Given request a. Reproduce the rows below verbatim, everything from the start of the rows down to and including the line that contains "The structure window 32 is at (800, 1098).".

If I'm behind a slow driver, I just keep a safe distance.  It gives me time to text, send email and play video games.


----------



## VTKilarney (Nov 20, 2016)

I agree with much of what is being said, but nobody wants to be behind a log truck for 30 miles.  Nobody.


----------



## deadheadskier (Nov 20, 2016)

So, will a Porsche Cayenne turbo be your next ride then?  



Sent from my XT1565 using AlpineZone mobile app


----------



## KD7000 (Nov 20, 2016)

As long as it has snow tires, sure!


----------



## VTKilarney (Nov 20, 2016)

deadheadskier said:


> So, will a Porsche Cayenne turbo be your next ride then?
> 
> 
> 
> Sent from my XT1565 using AlpineZone mobile app


That's overkill, but something tells me that you already knew that.

I have driven the 12 cylinder Audi A8, though.  That's one heck of a ride.


----------



## deadheadskier (Nov 20, 2016)

VTKilarney said:


> That's overkill, but something tells me that you already knew that.



There's a long standing member of this forum that drives one.  Perhaps they don't think it's overkill even though you do.  Kind of like how someone else might think your suggestion of a V6 Subaru is overkill for their needs.


----------



## VTKilarney (Nov 21, 2016)

deadheadskier said:


> There's a long standing member of this forum that drives one.  Perhaps they don't think it's overkill even though you do.  Kind of like how someone else might think your suggestion of a V6 Subaru is overkill for their needs.


Take it up with Edmunds.  Trailboss said that he read the Edmund's review. He didn't hear anything new whatsoever from me.  And yet you insist on arguing...  Pot, meet kettle.


----------



## deadheadskier (Nov 21, 2016)

VTKilarney said:


> Take it up with Edmunds.



Not really concerned with what Edmunds thinks.  I just find it a little odd why anyone would post and agree with a negative review of someone else's purchase after the fact.  It's kind of like if someone said, "Hey, I bought some new Rossignols!" and the response was, "Congrats, but Ski Magazine says they suck."


----------



## VTKilarney (Nov 21, 2016)

It is what it is.  My opinion doesn't change that.  Move on, already.

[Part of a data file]
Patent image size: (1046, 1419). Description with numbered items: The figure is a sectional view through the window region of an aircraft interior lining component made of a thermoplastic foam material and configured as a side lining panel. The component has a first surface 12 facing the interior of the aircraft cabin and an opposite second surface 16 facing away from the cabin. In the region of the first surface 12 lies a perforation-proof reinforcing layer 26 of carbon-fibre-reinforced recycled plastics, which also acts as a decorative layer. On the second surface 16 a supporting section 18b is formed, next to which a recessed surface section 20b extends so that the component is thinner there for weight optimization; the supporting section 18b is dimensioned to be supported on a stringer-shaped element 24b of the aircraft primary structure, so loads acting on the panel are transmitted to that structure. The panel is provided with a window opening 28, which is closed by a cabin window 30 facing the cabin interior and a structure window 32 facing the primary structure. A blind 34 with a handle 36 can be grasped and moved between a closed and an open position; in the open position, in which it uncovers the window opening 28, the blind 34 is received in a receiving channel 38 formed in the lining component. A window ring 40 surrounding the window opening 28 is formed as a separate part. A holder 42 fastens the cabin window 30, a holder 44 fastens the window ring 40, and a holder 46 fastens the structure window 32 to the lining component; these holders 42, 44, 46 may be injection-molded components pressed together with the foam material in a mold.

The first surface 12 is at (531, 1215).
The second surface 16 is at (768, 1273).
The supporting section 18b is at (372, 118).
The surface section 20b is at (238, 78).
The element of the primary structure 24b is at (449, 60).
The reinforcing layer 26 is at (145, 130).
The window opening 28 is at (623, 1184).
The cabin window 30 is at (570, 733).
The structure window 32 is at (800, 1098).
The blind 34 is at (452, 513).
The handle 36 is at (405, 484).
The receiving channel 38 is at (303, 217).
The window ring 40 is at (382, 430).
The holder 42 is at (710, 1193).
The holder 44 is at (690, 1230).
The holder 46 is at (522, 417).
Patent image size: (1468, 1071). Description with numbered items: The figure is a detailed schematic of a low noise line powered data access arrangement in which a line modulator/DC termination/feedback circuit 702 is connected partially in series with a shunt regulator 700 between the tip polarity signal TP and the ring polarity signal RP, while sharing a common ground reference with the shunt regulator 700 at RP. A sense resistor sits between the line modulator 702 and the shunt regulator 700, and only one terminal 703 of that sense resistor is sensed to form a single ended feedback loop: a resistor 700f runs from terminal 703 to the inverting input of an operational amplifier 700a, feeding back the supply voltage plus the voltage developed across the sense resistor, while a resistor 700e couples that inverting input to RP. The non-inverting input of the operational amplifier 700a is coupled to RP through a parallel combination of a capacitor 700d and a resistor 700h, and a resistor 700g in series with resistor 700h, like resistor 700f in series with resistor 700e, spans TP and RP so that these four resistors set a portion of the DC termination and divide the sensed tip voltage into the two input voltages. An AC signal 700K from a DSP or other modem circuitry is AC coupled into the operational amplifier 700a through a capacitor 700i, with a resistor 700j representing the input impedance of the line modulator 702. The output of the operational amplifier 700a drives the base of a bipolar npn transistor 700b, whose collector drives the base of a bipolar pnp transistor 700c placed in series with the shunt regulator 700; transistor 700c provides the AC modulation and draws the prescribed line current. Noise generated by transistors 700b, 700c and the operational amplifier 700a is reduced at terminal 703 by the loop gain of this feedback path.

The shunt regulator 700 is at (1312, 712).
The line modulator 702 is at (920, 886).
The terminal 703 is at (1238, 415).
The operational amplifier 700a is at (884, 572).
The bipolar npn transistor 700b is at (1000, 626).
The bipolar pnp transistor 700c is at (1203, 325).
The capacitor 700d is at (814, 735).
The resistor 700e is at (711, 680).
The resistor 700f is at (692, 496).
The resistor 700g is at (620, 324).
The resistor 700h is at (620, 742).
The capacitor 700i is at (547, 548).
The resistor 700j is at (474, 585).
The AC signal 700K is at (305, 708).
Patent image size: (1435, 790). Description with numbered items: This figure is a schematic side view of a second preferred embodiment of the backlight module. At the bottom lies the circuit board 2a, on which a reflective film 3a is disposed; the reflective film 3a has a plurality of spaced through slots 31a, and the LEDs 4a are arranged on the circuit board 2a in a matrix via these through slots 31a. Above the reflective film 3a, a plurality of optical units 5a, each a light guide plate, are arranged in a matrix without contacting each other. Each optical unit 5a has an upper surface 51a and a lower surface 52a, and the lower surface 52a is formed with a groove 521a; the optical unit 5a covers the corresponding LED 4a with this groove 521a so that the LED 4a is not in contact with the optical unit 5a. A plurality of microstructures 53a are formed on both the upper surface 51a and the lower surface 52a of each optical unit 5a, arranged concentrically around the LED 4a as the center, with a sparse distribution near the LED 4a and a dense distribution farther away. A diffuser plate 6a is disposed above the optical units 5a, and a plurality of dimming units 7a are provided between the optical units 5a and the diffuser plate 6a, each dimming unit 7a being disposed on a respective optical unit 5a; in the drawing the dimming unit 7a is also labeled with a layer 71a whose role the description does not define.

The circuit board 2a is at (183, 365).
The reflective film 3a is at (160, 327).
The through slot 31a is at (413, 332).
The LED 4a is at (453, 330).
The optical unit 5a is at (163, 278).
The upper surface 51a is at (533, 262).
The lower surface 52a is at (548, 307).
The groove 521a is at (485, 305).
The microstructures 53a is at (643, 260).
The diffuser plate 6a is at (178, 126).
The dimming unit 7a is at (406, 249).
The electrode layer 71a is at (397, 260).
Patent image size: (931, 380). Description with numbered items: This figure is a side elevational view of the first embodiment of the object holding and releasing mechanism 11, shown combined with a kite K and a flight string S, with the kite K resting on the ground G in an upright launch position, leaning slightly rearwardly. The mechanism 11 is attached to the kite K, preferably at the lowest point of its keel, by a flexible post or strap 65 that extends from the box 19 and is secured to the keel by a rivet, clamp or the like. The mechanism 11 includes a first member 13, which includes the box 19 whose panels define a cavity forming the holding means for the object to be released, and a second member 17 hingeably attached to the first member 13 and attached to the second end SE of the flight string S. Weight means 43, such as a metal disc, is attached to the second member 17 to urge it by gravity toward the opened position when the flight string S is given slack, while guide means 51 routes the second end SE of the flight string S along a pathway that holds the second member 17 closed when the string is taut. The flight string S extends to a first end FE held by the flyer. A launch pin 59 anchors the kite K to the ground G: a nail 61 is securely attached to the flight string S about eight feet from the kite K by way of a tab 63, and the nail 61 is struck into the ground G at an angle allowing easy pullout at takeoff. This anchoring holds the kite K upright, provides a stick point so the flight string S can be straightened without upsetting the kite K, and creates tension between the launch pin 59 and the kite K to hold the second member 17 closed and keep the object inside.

Given request b. In the forum thread excerpt, which car does VTKilarney say he has driven?

Finished answer a.
Patent image size: (1046, 1419). Description with numbered items: The figure is a sectional view through the window region of an aircraft interior lining component made of a thermoplastic foam material and configured as a side lining panel. The component has a first surface 12 facing the interior of the aircraft cabin and an opposite second surface 16 facing away from the cabin. In the region of the first surface 12 lies a perforation-proof reinforcing layer 26 of carbon-fibre-reinforced recycled plastics, which also acts as a decorative layer. On the second surface 16 a supporting section 18b is formed, next to which a recessed surface section 20b extends so that the component is thinner there for weight optimization; the supporting section 18b is dimensioned to be supported on a stringer-shaped element 24b of the aircraft primary structure, so loads acting on the panel are transmitted to that structure. The panel is provided with a window opening 28, which is closed by a cabin window 30 facing the cabin interior and a structure window 32 facing the primary structure. A blind 34 with a handle 36 can be grasped and moved between a closed and an open position; in the open position, in which it uncovers the window opening 28, the blind 34 is received in a receiving channel 38 formed in the lining component. A window ring 40 surrounding the window opening 28 is formed as a separate part. A holder 42 fastens the cabin window 30, a holder 44 fastens the window ring 40, and a holder 46 fastens the structure window 32 to the lining component; these holders 42, 44, 46 may be injection-molded components pressed together with the foam material in a mold.

The first surface 12 is at (531, 1215).
The second surface 16 is at (768, 1273).
The supporting section 18b is at (372, 118).
The surface section 20b is at (238, 78).
The element of the primary structure 24b is at (449, 60).
The reinforcing layer 26 is at (145, 130).
The window opening 28 is at (623, 1184).
The cabin window 30 is at (570, 733).
The structure window 32 is at (800, 1098).

Finished answer b. The 12 cylinder Audi A8.